(Problem to solve)
Check every line of the entries for "employment", and copy the lines that hold it.

(Records from a collection of figures)
○ ○ ○ ○ ○ ○ ○

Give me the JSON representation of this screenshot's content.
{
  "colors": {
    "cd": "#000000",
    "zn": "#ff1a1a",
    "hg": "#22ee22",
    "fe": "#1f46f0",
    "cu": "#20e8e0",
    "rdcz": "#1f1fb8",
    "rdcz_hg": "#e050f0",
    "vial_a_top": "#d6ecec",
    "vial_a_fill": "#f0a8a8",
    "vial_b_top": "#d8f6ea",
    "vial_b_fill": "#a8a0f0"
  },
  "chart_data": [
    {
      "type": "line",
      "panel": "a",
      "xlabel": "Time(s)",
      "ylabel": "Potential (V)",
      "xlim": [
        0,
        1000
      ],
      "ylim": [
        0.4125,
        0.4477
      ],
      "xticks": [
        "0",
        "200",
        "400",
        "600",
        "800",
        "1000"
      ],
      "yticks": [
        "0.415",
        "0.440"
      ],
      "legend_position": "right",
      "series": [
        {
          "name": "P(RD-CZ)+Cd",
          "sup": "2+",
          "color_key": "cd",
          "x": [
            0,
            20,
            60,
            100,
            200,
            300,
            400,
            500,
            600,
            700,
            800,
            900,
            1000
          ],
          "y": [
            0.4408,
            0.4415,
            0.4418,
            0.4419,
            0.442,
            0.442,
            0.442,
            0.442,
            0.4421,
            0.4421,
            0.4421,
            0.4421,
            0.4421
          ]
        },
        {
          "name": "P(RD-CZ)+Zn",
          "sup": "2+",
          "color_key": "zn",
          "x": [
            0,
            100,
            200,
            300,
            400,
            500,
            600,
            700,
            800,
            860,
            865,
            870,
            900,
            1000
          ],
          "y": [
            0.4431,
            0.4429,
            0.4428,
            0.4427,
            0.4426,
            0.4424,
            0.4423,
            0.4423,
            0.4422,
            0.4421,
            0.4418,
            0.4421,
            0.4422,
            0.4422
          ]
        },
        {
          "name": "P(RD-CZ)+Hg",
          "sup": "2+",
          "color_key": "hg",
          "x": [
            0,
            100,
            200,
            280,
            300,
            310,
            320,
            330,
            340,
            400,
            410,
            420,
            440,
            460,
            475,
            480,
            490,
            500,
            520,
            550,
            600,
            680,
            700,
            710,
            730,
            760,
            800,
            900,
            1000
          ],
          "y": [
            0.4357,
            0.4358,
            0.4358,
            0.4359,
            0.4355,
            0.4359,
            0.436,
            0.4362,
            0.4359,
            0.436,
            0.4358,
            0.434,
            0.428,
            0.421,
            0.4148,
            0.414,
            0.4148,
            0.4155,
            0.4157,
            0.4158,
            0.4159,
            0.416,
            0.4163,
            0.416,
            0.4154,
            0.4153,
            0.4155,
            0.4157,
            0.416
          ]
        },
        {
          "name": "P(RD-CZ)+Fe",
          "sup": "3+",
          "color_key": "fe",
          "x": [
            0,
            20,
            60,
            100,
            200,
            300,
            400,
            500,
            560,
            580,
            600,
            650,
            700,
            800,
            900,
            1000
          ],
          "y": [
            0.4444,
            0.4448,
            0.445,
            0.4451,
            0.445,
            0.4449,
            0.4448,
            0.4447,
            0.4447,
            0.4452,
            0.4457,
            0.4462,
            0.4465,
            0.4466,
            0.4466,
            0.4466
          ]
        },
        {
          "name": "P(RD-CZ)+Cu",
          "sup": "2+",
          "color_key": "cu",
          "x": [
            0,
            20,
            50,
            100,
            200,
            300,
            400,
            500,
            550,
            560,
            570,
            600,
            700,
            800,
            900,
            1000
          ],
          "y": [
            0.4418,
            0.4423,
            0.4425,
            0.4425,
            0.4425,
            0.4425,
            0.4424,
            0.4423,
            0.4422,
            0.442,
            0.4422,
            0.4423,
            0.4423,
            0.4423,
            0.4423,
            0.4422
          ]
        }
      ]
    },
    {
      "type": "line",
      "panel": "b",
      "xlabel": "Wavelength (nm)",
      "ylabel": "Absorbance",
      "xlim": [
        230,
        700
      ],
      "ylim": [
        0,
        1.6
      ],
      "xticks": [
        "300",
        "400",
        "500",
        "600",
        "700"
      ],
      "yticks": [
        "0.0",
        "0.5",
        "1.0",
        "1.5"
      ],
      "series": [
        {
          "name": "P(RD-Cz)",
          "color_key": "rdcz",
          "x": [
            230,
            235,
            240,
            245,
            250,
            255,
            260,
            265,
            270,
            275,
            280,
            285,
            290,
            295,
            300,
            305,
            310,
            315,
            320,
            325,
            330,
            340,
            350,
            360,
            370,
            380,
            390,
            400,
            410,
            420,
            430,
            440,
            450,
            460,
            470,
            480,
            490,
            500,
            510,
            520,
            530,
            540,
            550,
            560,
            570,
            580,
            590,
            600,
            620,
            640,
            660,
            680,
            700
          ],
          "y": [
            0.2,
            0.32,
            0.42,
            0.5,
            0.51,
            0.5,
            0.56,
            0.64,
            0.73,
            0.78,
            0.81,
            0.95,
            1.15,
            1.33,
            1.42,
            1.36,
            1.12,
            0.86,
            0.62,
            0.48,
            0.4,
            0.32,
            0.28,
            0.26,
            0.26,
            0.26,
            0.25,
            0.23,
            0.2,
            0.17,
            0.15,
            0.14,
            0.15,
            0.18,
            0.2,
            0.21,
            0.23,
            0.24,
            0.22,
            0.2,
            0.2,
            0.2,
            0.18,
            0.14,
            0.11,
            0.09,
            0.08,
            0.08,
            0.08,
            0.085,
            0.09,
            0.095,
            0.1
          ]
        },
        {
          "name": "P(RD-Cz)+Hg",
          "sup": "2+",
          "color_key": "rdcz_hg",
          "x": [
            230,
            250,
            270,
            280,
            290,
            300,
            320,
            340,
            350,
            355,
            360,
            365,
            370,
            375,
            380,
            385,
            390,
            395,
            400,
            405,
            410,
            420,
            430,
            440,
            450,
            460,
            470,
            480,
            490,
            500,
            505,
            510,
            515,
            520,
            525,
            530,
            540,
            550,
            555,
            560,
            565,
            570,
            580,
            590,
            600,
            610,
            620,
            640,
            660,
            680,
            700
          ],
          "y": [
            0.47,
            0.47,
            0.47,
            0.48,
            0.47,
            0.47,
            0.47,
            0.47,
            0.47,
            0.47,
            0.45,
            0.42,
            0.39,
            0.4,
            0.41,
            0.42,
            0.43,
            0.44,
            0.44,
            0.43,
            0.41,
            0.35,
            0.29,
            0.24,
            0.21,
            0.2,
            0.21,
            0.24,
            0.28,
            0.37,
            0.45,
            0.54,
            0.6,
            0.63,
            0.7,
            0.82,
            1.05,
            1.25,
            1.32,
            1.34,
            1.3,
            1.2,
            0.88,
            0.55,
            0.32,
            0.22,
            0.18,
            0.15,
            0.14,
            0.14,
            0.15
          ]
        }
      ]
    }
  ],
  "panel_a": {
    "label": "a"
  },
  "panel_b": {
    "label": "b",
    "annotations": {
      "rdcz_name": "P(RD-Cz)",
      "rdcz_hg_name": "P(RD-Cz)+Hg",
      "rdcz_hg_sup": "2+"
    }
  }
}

○ ○ ○ ○ ○ ○ ○

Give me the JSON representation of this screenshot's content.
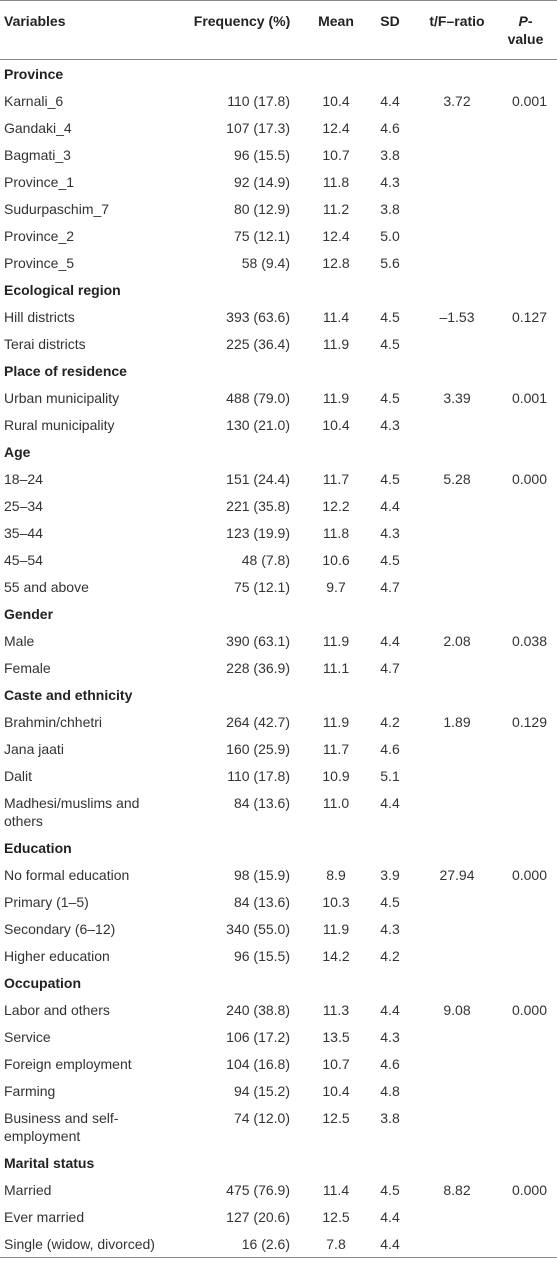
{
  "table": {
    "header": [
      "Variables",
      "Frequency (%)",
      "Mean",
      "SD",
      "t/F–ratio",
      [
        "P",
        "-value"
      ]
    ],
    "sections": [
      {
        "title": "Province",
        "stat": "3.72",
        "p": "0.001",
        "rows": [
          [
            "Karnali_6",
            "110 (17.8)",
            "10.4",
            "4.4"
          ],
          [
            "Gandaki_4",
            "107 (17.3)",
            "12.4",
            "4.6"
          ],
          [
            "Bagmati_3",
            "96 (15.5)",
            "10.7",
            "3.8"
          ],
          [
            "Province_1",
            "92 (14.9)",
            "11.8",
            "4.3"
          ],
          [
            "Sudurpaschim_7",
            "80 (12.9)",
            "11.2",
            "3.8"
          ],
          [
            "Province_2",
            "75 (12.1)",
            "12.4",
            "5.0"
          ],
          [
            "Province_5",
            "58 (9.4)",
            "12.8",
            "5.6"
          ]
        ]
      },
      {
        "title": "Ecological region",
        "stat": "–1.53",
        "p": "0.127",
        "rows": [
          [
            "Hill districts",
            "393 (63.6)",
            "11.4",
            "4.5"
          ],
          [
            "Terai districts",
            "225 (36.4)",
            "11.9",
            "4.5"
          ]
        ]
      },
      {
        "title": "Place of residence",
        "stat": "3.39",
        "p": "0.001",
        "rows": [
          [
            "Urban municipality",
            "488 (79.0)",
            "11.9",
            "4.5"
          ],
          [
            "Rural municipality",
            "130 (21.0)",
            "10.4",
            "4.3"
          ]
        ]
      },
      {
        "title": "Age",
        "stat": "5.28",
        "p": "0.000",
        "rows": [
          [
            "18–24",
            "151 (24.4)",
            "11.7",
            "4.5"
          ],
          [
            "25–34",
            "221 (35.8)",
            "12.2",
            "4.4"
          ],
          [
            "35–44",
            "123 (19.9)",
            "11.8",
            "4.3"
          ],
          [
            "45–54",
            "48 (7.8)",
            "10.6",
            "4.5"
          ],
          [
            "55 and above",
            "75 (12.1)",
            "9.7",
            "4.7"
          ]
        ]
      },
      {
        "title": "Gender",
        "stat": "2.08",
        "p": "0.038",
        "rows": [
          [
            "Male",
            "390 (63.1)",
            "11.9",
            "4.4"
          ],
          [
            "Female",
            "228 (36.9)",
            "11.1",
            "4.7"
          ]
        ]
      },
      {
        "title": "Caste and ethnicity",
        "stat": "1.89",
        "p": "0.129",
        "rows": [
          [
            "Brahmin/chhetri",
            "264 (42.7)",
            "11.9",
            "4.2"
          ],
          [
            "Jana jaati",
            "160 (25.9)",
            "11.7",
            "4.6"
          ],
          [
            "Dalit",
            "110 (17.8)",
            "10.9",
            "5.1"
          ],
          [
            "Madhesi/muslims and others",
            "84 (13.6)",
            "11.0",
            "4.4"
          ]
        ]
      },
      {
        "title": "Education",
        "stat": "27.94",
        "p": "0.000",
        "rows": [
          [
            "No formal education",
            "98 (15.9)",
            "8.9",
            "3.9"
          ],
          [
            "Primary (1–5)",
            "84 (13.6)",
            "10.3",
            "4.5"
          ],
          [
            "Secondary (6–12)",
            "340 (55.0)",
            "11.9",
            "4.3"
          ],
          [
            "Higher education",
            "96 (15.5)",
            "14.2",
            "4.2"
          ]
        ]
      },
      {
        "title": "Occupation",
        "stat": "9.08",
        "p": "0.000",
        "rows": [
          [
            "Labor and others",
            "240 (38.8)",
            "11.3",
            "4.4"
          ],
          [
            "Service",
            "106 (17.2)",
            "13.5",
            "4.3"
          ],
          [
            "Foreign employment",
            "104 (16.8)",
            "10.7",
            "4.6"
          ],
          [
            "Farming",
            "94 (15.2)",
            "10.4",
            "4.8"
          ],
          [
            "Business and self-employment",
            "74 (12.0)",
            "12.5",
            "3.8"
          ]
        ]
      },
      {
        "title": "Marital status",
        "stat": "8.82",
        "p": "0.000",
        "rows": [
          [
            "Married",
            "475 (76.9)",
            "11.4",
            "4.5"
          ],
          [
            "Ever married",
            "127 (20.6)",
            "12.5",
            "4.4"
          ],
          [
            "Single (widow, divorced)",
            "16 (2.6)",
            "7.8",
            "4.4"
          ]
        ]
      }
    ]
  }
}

○ ○ ○ ○ ○ ○ ○

(Task result)
            "Foreign employment",
            "Business and self-employment",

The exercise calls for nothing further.